[What is needed]
Some lines in the listing below may include the string "どちらかといえば". How many are there? Give only the number.

# Extracted data start

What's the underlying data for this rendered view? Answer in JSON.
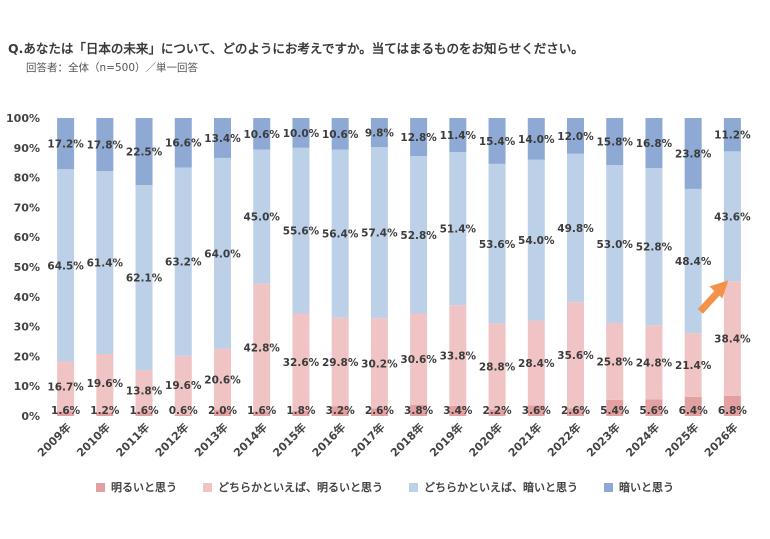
{
  "title": {
    "question": "Q.あなたは「日本の未来」について、どのようにお考えですか。当てはまるものをお知らせください。",
    "respondents": "回答者：全体（n=500）／単一回答"
  },
  "chart_data": {
    "type": "bar",
    "stacked": true,
    "normalized": true,
    "categories": [
      "2009年",
      "2010年",
      "2011年",
      "2012年",
      "2013年",
      "2014年",
      "2015年",
      "2016年",
      "2017年",
      "2018年",
      "2019年",
      "2020年",
      "2021年",
      "2022年",
      "2023年",
      "2024年",
      "2025年",
      "2026年"
    ],
    "series": [
      {
        "name": "明るいと思う",
        "color": "#e2a0a0",
        "values": [
          1.6,
          1.2,
          1.6,
          0.6,
          2.0,
          1.6,
          1.8,
          3.2,
          2.6,
          3.8,
          3.4,
          2.2,
          3.6,
          2.6,
          5.4,
          5.6,
          6.4,
          6.8
        ]
      },
      {
        "name": "どちらかといえば、明るいと思う",
        "color": "#f0c4c4",
        "values": [
          16.7,
          19.6,
          13.8,
          19.6,
          20.6,
          42.8,
          32.6,
          29.8,
          30.2,
          30.6,
          33.8,
          28.8,
          28.4,
          35.6,
          25.8,
          24.8,
          21.4,
          38.4
        ]
      },
      {
        "name": "どちらかといえば、暗いと思う",
        "color": "#bcd0e8",
        "values": [
          64.5,
          61.4,
          62.1,
          63.2,
          64.0,
          45.0,
          55.6,
          56.4,
          57.4,
          52.8,
          51.4,
          53.6,
          54.0,
          49.8,
          53.0,
          52.8,
          48.4,
          43.6
        ]
      },
      {
        "name": "暗いと思う",
        "color": "#8eaad4",
        "values": [
          17.2,
          17.8,
          22.5,
          16.6,
          13.4,
          10.6,
          10.0,
          10.6,
          9.8,
          12.8,
          11.4,
          15.4,
          14.0,
          12.0,
          15.8,
          16.8,
          23.8,
          11.2
        ]
      }
    ],
    "ytick_labels": [
      "0%",
      "10%",
      "20%",
      "30%",
      "40%",
      "50%",
      "60%",
      "70%",
      "80%",
      "90%",
      "100%"
    ],
    "ylim": [
      0,
      100
    ],
    "grid": false,
    "legend_position": "bottom",
    "annotation": "orange-arrow-up",
    "annotation_color": "#f4924a",
    "annotation_category": "2026年"
  }
}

# Extracted data end

[Exercise solution]
2